BEGIN Available data

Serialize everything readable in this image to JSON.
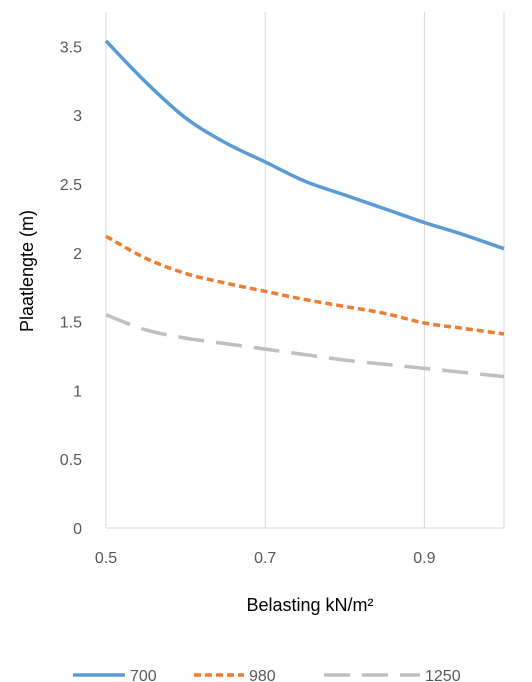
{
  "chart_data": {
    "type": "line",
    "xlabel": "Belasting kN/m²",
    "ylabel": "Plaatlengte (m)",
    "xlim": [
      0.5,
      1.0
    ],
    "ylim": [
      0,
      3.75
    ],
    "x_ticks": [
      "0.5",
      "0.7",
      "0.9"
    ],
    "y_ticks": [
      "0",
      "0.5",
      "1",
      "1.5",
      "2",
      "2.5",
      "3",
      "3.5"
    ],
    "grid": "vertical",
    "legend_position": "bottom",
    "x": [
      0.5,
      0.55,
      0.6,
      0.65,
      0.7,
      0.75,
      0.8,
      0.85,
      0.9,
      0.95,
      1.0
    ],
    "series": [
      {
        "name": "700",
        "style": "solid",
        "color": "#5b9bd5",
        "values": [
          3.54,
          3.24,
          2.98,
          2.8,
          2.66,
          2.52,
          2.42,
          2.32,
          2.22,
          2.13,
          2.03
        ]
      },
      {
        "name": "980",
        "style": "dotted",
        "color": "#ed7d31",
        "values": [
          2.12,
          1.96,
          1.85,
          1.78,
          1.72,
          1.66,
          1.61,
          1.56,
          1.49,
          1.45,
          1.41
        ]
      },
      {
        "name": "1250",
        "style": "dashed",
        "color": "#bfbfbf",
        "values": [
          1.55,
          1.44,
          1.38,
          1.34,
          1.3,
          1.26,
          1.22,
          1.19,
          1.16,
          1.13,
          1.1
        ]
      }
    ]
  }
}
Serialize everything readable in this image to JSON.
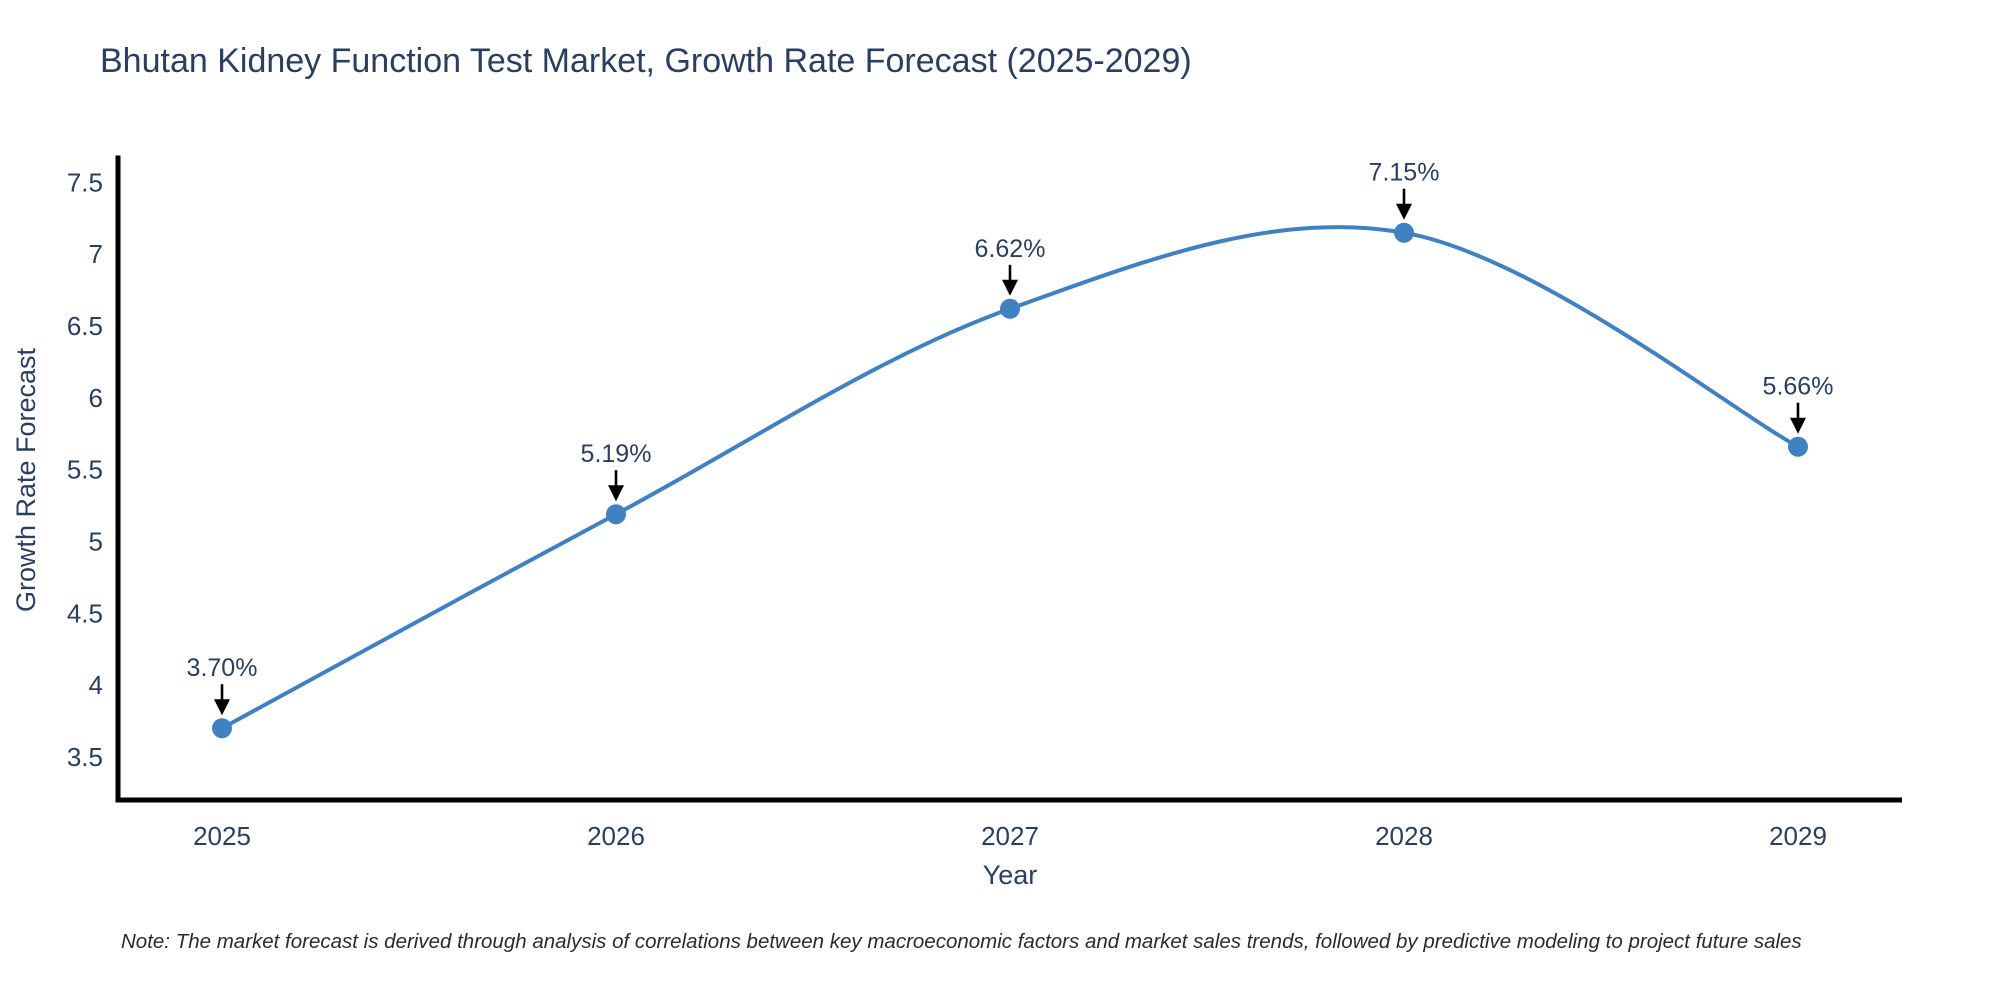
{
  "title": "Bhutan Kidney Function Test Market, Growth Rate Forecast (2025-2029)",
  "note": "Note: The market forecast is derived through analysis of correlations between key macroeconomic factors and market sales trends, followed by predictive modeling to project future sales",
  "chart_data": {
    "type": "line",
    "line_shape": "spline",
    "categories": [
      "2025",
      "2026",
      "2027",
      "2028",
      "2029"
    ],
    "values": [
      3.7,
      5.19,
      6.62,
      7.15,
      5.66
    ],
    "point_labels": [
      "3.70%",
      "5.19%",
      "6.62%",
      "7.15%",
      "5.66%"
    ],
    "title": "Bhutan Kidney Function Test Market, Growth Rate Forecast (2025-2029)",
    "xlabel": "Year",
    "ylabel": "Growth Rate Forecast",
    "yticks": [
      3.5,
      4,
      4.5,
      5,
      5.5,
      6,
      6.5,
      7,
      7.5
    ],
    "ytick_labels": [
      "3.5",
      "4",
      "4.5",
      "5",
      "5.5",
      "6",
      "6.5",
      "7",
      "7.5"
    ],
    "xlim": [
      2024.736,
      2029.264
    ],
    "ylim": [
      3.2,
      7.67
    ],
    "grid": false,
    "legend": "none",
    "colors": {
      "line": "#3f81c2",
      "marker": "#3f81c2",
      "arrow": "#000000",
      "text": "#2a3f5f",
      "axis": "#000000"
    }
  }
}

END Available data

** Objective **
Copy out the lines that hold "Kidney".

** Answer below **
  "title": "Bhutan Kidney Function Test Market, Growth Rate Forecast (2025-2029)",
    "title": "Bhutan Kidney Function Test Market, Growth Rate Forecast (2025-2029)",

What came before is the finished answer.